— START OF AVAILABLE DATA —
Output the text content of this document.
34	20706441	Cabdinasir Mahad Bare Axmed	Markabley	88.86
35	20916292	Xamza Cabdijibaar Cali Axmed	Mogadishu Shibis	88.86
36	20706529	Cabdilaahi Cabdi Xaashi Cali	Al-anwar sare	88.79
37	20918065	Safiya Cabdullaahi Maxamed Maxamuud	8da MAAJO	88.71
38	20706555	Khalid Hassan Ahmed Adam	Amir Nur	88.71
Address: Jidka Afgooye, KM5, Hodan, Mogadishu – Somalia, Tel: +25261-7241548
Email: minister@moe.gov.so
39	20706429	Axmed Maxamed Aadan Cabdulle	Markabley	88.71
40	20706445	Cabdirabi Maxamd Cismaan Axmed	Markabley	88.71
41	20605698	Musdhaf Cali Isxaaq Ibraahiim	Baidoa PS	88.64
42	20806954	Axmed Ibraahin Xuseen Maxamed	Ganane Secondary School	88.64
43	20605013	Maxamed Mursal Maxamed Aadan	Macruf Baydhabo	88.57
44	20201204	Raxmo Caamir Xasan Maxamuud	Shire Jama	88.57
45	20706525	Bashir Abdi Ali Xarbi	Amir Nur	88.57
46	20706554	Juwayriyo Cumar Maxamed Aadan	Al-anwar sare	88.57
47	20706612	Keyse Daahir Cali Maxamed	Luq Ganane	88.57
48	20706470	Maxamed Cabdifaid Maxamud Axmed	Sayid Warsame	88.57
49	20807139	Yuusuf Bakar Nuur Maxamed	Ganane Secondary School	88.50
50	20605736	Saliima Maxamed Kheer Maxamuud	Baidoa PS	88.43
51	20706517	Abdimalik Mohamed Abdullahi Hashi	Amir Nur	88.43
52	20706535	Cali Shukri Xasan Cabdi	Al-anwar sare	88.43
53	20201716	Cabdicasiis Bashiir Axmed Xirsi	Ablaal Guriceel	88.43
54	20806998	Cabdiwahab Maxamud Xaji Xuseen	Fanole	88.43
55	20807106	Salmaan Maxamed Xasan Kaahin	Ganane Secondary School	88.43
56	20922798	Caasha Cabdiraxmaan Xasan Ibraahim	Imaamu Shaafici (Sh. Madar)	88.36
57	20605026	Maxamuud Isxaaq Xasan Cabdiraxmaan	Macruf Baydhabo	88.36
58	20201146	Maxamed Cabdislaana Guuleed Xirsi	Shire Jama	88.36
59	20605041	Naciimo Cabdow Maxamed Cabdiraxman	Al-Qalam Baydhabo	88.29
— END OF AVAILABLE DATA —
Every record shown above should be written out again exactly.

Output the text content of this document.
34	20706441	Cabdinasir Mahad Bare Axmed	Markabley	88.86
35	20916292	Xamza Cabdijibaar Cali Axmed	Mogadishu Shibis	88.86
36	20706529	Cabdilaahi Cabdi Xaashi Cali	Al-anwar sare	88.79
37	20918065	Safiya Cabdullaahi Maxamed Maxamuud	8da MAAJO	88.71
38	20706555	Khalid Hassan Ahmed Adam	Amir Nur	88.71
Address: Jidka Afgooye, KM5, Hodan, Mogadishu – Somalia, Tel: +25261-7241548
Email: minister@moe.gov.so
39	20706429	Axmed Maxamed Aadan Cabdulle	Markabley	88.71
40	20706445	Cabdirabi Maxamd Cismaan Axmed	Markabley	88.71
41	20605698	Musdhaf Cali Isxaaq Ibraahiim	Baidoa PS	88.64
42	20806954	Axmed Ibraahin Xuseen Maxamed	Ganane Secondary School	88.64
43	20605013	Maxamed Mursal Maxamed Aadan	Macruf Baydhabo	88.57
44	20201204	Raxmo Caamir Xasan Maxamuud	Shire Jama	88.57
45	20706525	Bashir Abdi Ali Xarbi	Amir Nur	88.57
46	20706554	Juwayriyo Cumar Maxamed Aadan	Al-anwar sare	88.57
47	20706612	Keyse Daahir Cali Maxamed	Luq Ganane	88.57
48	20706470	Maxamed Cabdifaid Maxamud Axmed	Sayid Warsame	88.57
49	20807139	Yuusuf Bakar Nuur Maxamed	Ganane Secondary School	88.50
50	20605736	Saliima Maxamed Kheer Maxamuud	Baidoa PS	88.43
51	20706517	Abdimalik Mohamed Abdullahi Hashi	Amir Nur	88.43
52	20706535	Cali Shukri Xasan Cabdi	Al-anwar sare	88.43
53	20201716	Cabdicasiis Bashiir Axmed Xirsi	Ablaal Guriceel	88.43
54	20806998	Cabdiwahab Maxamud Xaji Xuseen	Fanole	88.43
55	20807106	Salmaan Maxamed Xasan Kaahin	Ganane Secondary School	88.43
56	20922798	Caasha Cabdiraxmaan Xasan Ibraahim	Imaamu Shaafici (Sh. Madar)	88.36
57	20605026	Maxamuud Isxaaq Xasan Cabdiraxmaan	Macruf Baydhabo	88.36
58	20201146	Maxamed Cabdislaana Guuleed Xirsi	Shire Jama	88.36
59	20605041	Naciimo Cabdow Maxamed Cabdiraxman	Al-Qalam Baydhabo	88.29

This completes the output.